GIVEN REQUEST. State the number of lines below in which the word "upang" appears. Nothing else belongs in the answer.

--

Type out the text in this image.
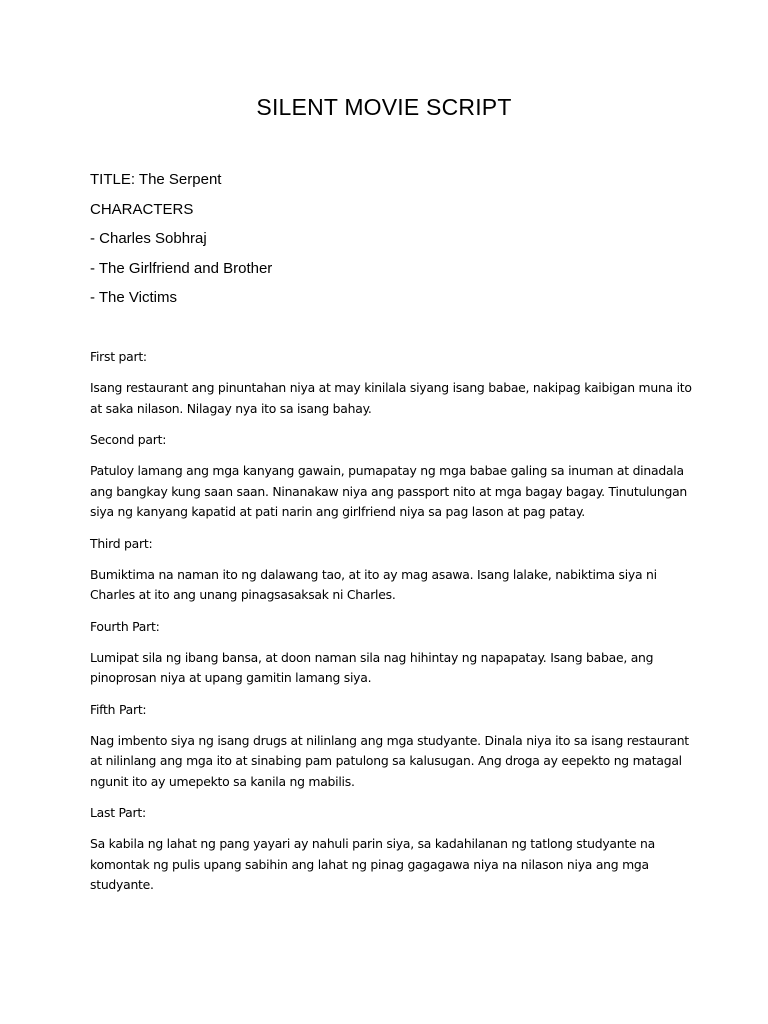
SILENT MOVIE SCRIPT
TITLE: The Serpent
CHARACTERS
- Charles Sobhraj
- The Girlfriend and Brother
- The Victims
First part:
Isang restaurant ang pinuntahan niya at may kinilala siyang isang babae, nakipag kaibigan muna ito at saka nilason. Nilagay nya ito sa isang bahay.
Second part:
Patuloy lamang ang mga kanyang gawain, pumapatay ng mga babae galing sa inuman at dinadala ang bangkay kung saan saan. Ninanakaw niya ang passport nito at mga bagay bagay. Tinutulungan siya ng kanyang kapatid at pati narin ang girlfriend niya sa pag lason at pag patay.
Third part:
Bumiktima na naman ito ng dalawang tao, at ito ay mag asawa. Isang lalake, nabiktima siya ni Charles at ito ang unang pinagsasaksak ni Charles.
Fourth Part:
Lumipat sila ng ibang bansa, at doon naman sila nag hihintay ng napapatay. Isang babae, ang pinoprosan niya at upang gamitin lamang siya.
Fifth Part:
Nag imbento siya ng isang drugs at nilinlang ang mga studyante. Dinala niya ito sa isang restaurant at nilinlang ang mga ito at sinabing pam patulong sa kalusugan. Ang droga ay eepekto ng matagal ngunit ito ay umepekto sa kanila ng mabilis.
Last Part:
Sa kabila ng lahat ng pang yayari ay nahuli parin siya, sa kadahilanan ng tatlong studyante na komontak ng pulis upang sabihin ang lahat ng pinag gagagawa niya na nilason niya ang mga studyante.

--

EXERCISE RESULT. 2